-- START Entries shown --
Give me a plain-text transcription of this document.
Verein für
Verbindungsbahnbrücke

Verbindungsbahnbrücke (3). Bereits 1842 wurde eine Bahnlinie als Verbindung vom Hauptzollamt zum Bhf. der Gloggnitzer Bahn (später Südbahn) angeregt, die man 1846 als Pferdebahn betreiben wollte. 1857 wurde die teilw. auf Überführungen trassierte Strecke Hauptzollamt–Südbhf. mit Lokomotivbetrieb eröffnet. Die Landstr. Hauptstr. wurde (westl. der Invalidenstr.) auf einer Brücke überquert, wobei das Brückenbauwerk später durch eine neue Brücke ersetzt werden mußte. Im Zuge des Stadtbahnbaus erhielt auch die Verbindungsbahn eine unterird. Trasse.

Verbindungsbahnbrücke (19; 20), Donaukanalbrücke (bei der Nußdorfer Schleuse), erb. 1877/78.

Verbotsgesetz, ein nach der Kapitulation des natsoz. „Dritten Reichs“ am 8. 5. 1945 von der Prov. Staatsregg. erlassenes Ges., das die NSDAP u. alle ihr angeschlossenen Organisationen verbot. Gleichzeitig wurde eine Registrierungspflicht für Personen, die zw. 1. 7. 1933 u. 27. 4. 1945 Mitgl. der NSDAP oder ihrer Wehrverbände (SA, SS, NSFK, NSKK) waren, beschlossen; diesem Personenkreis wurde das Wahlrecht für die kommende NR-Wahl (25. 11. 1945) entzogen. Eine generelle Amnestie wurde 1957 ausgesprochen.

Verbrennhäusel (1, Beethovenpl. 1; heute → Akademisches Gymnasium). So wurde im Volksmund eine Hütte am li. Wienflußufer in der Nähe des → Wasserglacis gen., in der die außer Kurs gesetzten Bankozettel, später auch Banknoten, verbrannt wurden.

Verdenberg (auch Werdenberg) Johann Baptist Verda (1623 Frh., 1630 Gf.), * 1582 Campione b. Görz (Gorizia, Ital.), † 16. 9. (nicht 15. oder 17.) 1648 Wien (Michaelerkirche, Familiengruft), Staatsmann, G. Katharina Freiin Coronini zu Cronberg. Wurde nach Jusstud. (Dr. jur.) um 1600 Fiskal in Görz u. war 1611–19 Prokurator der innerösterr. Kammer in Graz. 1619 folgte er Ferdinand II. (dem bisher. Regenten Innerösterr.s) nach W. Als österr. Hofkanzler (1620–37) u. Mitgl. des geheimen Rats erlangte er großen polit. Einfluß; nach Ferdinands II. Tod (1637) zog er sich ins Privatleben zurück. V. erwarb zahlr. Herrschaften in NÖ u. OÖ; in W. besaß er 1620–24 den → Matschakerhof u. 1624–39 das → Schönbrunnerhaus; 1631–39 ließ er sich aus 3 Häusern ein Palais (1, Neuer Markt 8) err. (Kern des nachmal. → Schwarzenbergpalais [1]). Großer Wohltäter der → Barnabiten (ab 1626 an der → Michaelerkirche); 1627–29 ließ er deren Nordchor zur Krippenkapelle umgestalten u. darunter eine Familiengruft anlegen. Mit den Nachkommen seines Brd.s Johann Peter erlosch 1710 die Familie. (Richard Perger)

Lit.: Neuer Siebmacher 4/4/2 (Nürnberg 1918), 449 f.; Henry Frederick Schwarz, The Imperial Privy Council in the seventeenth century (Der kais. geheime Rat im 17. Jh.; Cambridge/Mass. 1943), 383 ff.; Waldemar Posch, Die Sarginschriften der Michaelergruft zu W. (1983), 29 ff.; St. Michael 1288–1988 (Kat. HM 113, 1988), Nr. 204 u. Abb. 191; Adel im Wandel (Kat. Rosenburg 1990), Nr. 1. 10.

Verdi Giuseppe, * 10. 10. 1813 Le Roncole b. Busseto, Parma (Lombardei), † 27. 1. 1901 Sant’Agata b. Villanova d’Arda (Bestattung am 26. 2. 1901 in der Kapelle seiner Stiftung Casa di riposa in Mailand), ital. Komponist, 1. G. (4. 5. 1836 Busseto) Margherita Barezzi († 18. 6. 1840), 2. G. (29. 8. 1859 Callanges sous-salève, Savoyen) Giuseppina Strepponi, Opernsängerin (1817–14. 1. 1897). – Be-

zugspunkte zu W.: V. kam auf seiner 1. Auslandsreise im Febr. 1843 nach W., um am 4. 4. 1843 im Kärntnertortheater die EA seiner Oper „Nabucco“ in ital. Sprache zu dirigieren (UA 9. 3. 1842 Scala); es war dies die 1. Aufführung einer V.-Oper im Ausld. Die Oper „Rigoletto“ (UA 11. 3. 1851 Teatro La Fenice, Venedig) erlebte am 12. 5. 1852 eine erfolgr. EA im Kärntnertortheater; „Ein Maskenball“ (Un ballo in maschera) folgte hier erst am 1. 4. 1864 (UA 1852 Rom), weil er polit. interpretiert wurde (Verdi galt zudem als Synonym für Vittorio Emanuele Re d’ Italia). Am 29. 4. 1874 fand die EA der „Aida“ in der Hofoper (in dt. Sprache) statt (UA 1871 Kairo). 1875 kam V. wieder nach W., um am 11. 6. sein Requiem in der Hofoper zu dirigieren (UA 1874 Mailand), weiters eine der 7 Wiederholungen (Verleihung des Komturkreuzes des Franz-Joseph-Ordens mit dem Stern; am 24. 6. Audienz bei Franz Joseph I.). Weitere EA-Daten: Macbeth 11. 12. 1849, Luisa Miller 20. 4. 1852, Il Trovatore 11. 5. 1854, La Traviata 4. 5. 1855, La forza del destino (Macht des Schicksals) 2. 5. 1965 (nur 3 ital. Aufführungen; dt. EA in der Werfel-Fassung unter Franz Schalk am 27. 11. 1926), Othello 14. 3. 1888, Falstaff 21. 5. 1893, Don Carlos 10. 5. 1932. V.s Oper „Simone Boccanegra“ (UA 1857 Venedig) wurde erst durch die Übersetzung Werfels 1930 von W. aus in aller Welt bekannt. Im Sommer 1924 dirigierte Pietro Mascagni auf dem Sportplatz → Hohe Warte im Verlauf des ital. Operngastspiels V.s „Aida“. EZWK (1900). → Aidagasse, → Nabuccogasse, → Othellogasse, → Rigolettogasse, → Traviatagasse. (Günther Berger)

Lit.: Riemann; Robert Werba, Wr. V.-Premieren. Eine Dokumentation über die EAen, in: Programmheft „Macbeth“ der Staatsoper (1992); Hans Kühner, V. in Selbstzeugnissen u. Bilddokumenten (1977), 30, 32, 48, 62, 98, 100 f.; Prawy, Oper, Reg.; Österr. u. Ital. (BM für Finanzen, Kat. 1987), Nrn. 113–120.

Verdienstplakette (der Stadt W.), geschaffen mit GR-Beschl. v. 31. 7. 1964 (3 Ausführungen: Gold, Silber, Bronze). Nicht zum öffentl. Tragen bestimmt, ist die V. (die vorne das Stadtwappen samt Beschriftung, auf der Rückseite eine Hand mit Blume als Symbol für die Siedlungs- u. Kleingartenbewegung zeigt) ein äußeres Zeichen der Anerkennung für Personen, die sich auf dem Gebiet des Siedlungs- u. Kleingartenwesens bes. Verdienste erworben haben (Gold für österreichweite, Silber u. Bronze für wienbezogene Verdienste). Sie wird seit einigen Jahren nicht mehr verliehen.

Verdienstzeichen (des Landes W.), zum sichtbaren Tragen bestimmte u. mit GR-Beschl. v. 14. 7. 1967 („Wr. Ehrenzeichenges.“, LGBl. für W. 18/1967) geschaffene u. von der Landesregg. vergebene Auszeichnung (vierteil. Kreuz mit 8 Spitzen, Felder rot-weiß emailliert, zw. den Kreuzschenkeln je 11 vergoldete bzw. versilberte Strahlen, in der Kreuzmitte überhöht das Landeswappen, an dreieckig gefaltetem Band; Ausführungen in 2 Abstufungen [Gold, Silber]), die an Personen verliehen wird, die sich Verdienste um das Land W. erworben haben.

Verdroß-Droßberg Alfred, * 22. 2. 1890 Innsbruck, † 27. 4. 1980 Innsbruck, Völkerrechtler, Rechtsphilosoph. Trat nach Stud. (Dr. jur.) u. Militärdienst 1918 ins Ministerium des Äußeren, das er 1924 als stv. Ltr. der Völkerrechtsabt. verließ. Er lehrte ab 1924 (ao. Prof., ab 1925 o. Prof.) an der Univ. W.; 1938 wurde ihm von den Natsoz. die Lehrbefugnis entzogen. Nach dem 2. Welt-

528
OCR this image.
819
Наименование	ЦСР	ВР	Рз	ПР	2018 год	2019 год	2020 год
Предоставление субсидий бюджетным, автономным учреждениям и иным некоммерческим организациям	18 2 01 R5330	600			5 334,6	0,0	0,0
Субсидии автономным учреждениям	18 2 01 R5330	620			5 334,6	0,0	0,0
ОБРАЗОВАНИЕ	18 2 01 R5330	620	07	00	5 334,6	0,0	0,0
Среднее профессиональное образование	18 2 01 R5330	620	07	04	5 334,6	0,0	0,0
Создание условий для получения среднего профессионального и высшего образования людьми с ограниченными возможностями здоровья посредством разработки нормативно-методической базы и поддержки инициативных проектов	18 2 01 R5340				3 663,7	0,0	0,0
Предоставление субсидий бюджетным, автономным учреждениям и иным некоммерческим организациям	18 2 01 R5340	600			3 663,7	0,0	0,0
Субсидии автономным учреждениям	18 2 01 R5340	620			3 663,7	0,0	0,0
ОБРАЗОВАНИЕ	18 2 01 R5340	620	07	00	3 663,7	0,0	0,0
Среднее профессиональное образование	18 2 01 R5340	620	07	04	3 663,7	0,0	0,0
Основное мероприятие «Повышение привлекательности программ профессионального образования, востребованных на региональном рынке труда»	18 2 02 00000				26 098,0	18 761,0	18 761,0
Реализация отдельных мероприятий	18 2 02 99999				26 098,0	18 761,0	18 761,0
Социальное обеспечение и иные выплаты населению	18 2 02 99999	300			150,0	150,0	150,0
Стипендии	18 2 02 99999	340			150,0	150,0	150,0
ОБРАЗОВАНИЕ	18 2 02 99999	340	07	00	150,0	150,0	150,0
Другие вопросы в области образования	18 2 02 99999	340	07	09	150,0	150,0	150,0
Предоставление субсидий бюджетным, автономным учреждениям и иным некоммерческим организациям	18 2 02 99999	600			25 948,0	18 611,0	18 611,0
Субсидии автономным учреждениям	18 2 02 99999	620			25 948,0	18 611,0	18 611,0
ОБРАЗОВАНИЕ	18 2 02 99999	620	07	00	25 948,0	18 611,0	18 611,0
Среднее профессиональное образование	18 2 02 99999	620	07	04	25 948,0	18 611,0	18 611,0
-- END Entries shown --
* [Work to complete]:
Filter out every line that lacks the word "профессиональное", and copy the rest.

* [Response for this exercise]:
Среднее профессиональное образование	18 2 01 R5330	620	07	04	5 334,6	0,0	0,0
Среднее профессиональное образование	18 2 01 R5340	620	07	04	3 663,7	0,0	0,0
Среднее профессиональное образование	18 2 02 99999	620	07	04	25 948,0	18 611,0	18 611,0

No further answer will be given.